Naar boven ↑

Rechtspraak

werknemer/werkgeefster
Gerechtshof 's-Hertogenbosch (Locatie 's-Hertogenbosch), 23 juli 2020
ECLI:NL:GHSHE:2020:2332
De voorwaarde waaronder het verzoek van werknemer in hoger beroep is ingesteld (dat opzegging ook gericht is op beƫindiging van de arbeidsovereenkomst) gaat niet in vervulling, waardoor het hof niet toekomt aan een inhoudelijke behandeling.

Feiten

Werknemer is op 1 februari 1989 in dienst getreden bij werkgeefster. Hij is vanaf 1 januari 2005 werkzaam in de functie van directeur inkoop en design. Werknemer is op 1 januari 2005 in het handelsregister van de Kamer van Koophandel ingeschreven als ‘directeur’ van werkgeefster.  Werknemer is met ingang van 5 april 2016 uitgeschreven uit het handelsregister van de Kamer van Koophandel als directeur van werkgeefster. Werkgeefster heeft in een brief van 26 maart 2018 aan de vennootschap geschreven dat vennootschap 2 op 26 maart 2018 door de algemene vergadering van aandeelhouders van werkgeefster is ontslagen als bestuurder van werkgeefster. Werknemer verzocht de kantonrechter, voor het geval op enig moment in rechte zou komen vast te staan dat de opzegging van werkgeefster per 1 september 2018 (ook) gericht is op beëindiging van de door werknemer gestelde arbeidsovereenkomst, primair die opzegging van de arbeidsovereenkomst te vernietigen en subsidiair werkgeefster te veroordelen tot betaling aan werknemer van de billijke vergoeding. In de beschikking van 6 juni 2019 heeft de kantonrechter overwogen dat bij vonnis van diezelfde dag in de dagvaardingsprocedure tussen partijen is geoordeeld dat de arbeidsovereenkomst tussen werkgeefster en werknemer per 31 augustus 2008 met wederzijds goedvinden is beëindigd. Hieruit volgt dat de opzegging door werkgeefster van de managementovereenkomst met vennootschap 2 per 1 september 2018 niet gericht is op de beëindiging van de door werknemer gestelde arbeidsovereenkomst. Daarmee is niet voldaan aan de voorwaarde waarop het verzoek van werknemer is gebaseerd. De kantonrechter is om die reden niet toegekomen aan de inhoudelijke beoordeling van dit voorwaardelijke verzoek en heeft dit afgewezen.

■ **GEGEVEN RECORDS**
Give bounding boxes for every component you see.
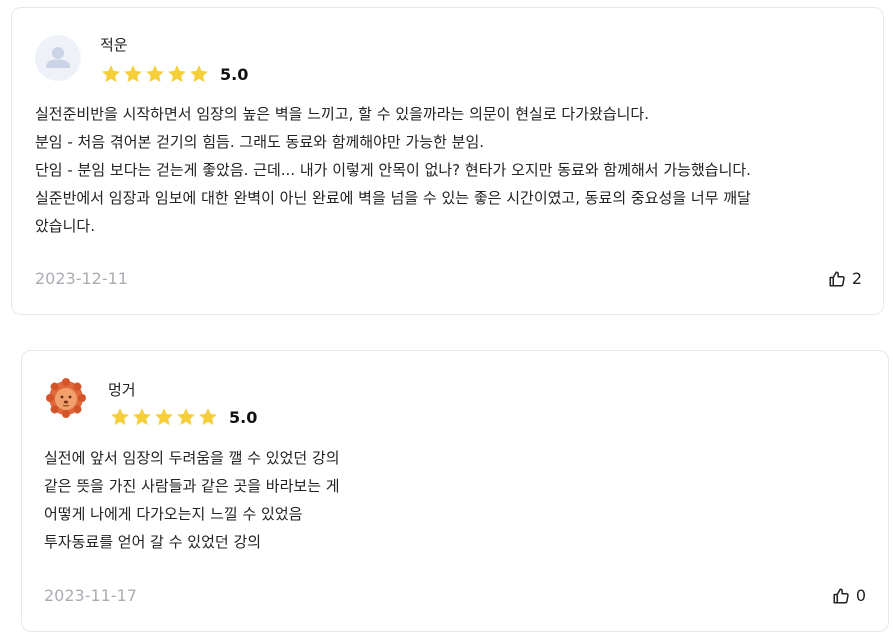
review-card: 적운 5.0 실전준비반을 시작하면서 임장의 높은 벽을 느끼고, 할 수 있…: [11, 7, 884, 315]
star-rating: 5.0: [100, 63, 248, 85]
like-count: 0: [855, 586, 866, 605]
lion-avatar-icon: [46, 378, 86, 418]
star-icon: [133, 408, 151, 425]
star-icon: [190, 65, 208, 82]
review-author: 적운: [100, 36, 128, 54]
review-line: 단임 - 분임 보다는 걷는게 좋았음. 근데... 내가 이렇게 안목이 없나…: [35, 161, 751, 179]
review-line: 투자동료를 얻어 갈 수 있었던 강의: [44, 533, 262, 551]
star-rating: 5.0: [109, 406, 257, 428]
star-icon: [177, 408, 195, 425]
review-line: 실준반에서 임장과 임보에 대한 완벽이 아닌 완료에 벽을 넘을 수 있는 좋…: [35, 189, 751, 207]
like-count: 2: [851, 269, 862, 288]
default-user-icon: [35, 35, 81, 81]
star-icon: [199, 408, 217, 425]
review-date: 2023-11-17: [44, 586, 137, 605]
star-icon: [168, 65, 186, 82]
star-icon: [155, 408, 173, 425]
like-button[interactable]: 2: [828, 269, 862, 288]
review-body: 실전준비반을 시작하면서 임장의 높은 벽을 느끼고, 할 수 있을까라는 의문…: [35, 100, 865, 240]
star-icon: [146, 65, 164, 82]
review-date: 2023-12-11: [35, 269, 128, 288]
review-line: 았습니다.: [35, 217, 95, 235]
star-icon: [111, 408, 129, 425]
review-line: 같은 뜻을 가진 사람들과 같은 곳을 바라보는 게: [44, 477, 340, 495]
rating-score: 5.0: [229, 407, 258, 427]
review-author: 멍거: [108, 381, 136, 399]
star-icon: [102, 65, 120, 82]
review-line: 실전준비반을 시작하면서 임장의 높은 벽을 느끼고, 할 수 있을까라는 의문…: [35, 105, 649, 123]
like-button[interactable]: 0: [832, 586, 866, 605]
thumbs-up-icon: [829, 271, 845, 286]
review-body: 실전에 앞서 임장의 두려움을 깰 수 있었던 강의 같은 뜻을 가진 사람들과…: [44, 444, 864, 556]
thumbs-up-icon: [833, 588, 849, 603]
review-line: 어떻게 나에게 다가오는지 느낄 수 있었음: [44, 505, 303, 523]
review-card: 멍거 5.0 실전에 앞서 임장의 두려움을 깰 수 있었던 강의 같은 뜻을 …: [21, 350, 889, 632]
review-line: 실전에 앞서 임장의 두려움을 깰 수 있었던 강의: [44, 449, 340, 467]
review-line: 분임 - 처음 겪어본 걷기의 힘듬. 그래도 동료와 함께해야만 가능한 분임…: [35, 133, 485, 151]
star-icon: [124, 65, 142, 82]
rating-score: 5.0: [220, 64, 249, 84]
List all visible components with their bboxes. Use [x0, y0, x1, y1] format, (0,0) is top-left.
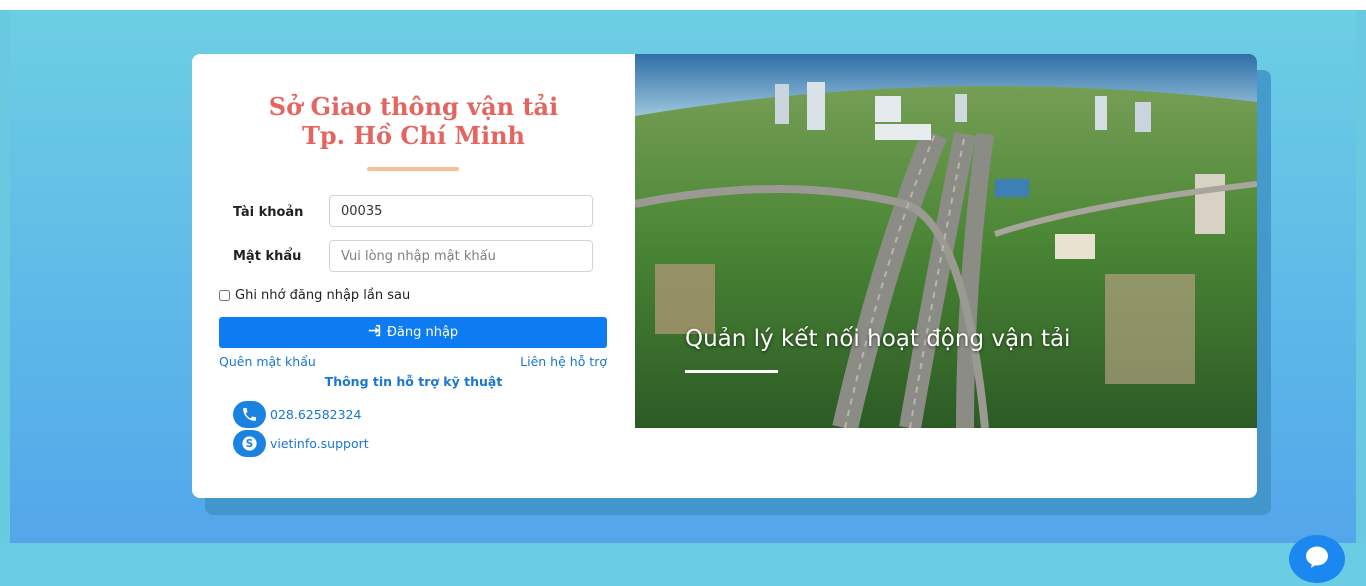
remember-checkbox[interactable]	[219, 290, 230, 301]
chat-bubble-icon	[1304, 545, 1330, 573]
title-line-1: Sở Giao thông vận tải	[268, 92, 559, 121]
svg-text:S: S	[246, 438, 253, 450]
hero-caption: Quản lý kết nối hoạt động vận tải	[685, 326, 1071, 352]
phone-icon	[233, 401, 266, 428]
phone-number[interactable]: 028.62582324	[270, 407, 361, 422]
skype-icon: S	[233, 430, 266, 457]
skype-contact: S vietinfo.support	[233, 430, 369, 457]
contact-support-link[interactable]: Liên hệ hỗ trợ	[520, 354, 607, 369]
top-strip	[0, 0, 1366, 10]
skype-id[interactable]: vietinfo.support	[270, 436, 369, 451]
password-input[interactable]	[329, 240, 593, 272]
chat-button[interactable]	[1289, 535, 1345, 583]
support-title: Thông tin hỗ trợ kỹ thuật	[324, 374, 503, 389]
sign-in-icon	[368, 324, 381, 341]
remember-label[interactable]: Ghi nhớ đăng nhập lần sau	[235, 288, 410, 303]
footer-band	[0, 543, 1366, 586]
title-line-2: Tp. Hồ Chí Minh	[302, 121, 525, 150]
username-label: Tài khoản	[233, 205, 304, 220]
forgot-password-link[interactable]: Quên mật khẩu	[219, 354, 316, 369]
page-title: Sở Giao thông vận tải Tp. Hồ Chí Minh	[192, 92, 635, 150]
remember-me: Ghi nhớ đăng nhập lần sau	[219, 288, 410, 303]
login-button-label: Đăng nhập	[386, 325, 459, 340]
hero-caption-underline	[685, 370, 778, 373]
phone-contact: 028.62582324	[233, 401, 361, 428]
password-label: Mật khẩu	[233, 249, 302, 264]
login-card: Sở Giao thông vận tải Tp. Hồ Chí Minh Tà…	[192, 54, 1257, 498]
hero-image: Quản lý kết nối hoạt động vận tải	[635, 54, 1257, 428]
title-underline	[367, 167, 459, 171]
username-input[interactable]	[329, 195, 593, 227]
login-button[interactable]: Đăng nhập	[219, 317, 607, 348]
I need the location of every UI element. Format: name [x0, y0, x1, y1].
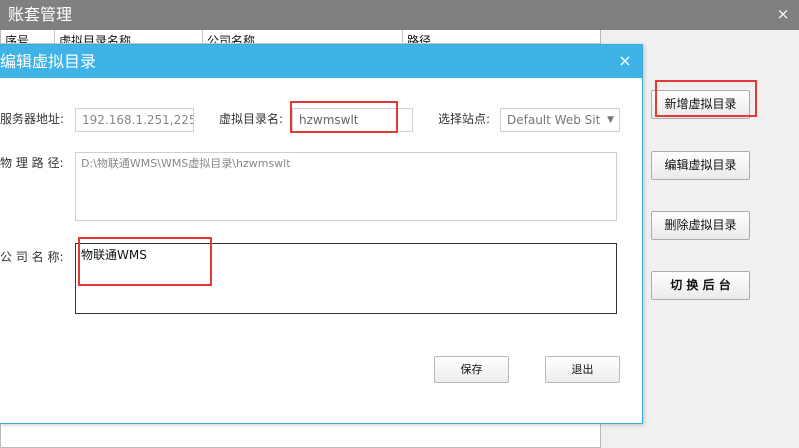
- window-close-icon[interactable]: ×: [775, 5, 791, 23]
- grid-header: 序号 虚拟目录名称 公司名称 路径: [1, 30, 600, 44]
- column-header-vdir-name[interactable]: 虚拟目录名称: [54, 30, 207, 43]
- delete-vdir-button[interactable]: 删除虚拟目录: [651, 211, 750, 240]
- dialog-close-icon[interactable]: ×: [616, 52, 634, 70]
- server-address-label: 服务器地址:: [0, 112, 65, 126]
- physical-path-label: 物 理 路 径:: [0, 156, 64, 170]
- column-header-path[interactable]: 路径: [402, 30, 600, 43]
- highlight-box-vdir-name: [290, 101, 398, 133]
- edit-vdir-button[interactable]: 编辑虚拟目录: [651, 151, 750, 180]
- edit-vdir-dialog: 编辑虚拟目录 × 服务器地址: 192.168.1.251,2255 虚拟目录名…: [0, 44, 643, 424]
- chevron-down-icon: ▼: [607, 115, 614, 125]
- select-site-label: 选择站点:: [438, 112, 491, 126]
- highlight-box-add-button: [655, 80, 757, 117]
- column-header-index[interactable]: 序号: [1, 30, 58, 43]
- save-button[interactable]: 保存: [434, 356, 509, 383]
- site-select-value: Default Web Sit: [507, 113, 601, 127]
- exit-button[interactable]: 退出: [545, 356, 620, 383]
- dialog-title: 编辑虚拟目录: [0, 45, 642, 78]
- server-address-field[interactable]: 192.168.1.251,2255: [75, 108, 194, 132]
- switch-backend-button[interactable]: 切 换 后 台: [651, 271, 750, 300]
- physical-path-field[interactable]: D:\物联通WMS\WMS虚拟目录\hzwmswlt: [75, 152, 617, 221]
- dialog-title-text: 编辑虚拟目录: [0, 52, 97, 71]
- vdir-name-label: 虚拟目录名:: [219, 112, 284, 126]
- column-header-company[interactable]: 公司名称: [202, 30, 407, 43]
- highlight-box-company-name: [78, 237, 212, 286]
- window-title: 账套管理: [0, 0, 799, 30]
- company-name-label: 公 司 名 称:: [0, 250, 64, 264]
- site-select[interactable]: Default Web Sit ▼: [500, 108, 620, 132]
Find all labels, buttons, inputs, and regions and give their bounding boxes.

■ **OPDRACHT**
Bepaal voor de beweringen (a), (b) en (c) of ze kloppen met het bronfragment over de arbeidszaak bij het Gerechtshof 's-Hertogenbosch. Antwoord telkens met ja of nee en citeer letterlijk de beslissende woorden uit het bronfragment.
(a) Werknemer trad op 1 februari 1989 in dienst bij werkgeefster.
(b) Werknemer werd met ingang van 5 april 2016 als directeur in het handelsregister ingeschreven.
(c) De kantonrechter heeft het voorwaardelijke verzoek van werknemer inhoudelijk beoordeeld.
De records zijn voor deze opdrachten niet nodig.

■ **UITWERKING**
(a) Ja: "Werknemer is op 1 februari 1989 in dienst getreden bij werkgeefster."
(b) Nee: "Werknemer is met ingang van 5 april 2016 uitgeschreven uit het handelsregister van de Kamer van Koophandel als directeur van werkgeefster."
(c) Nee: "De kantonrechter is om die reden niet toegekomen aan de inhoudelijke beoordeling van dit voorwaardelijke verzoek en heeft dit afgewezen."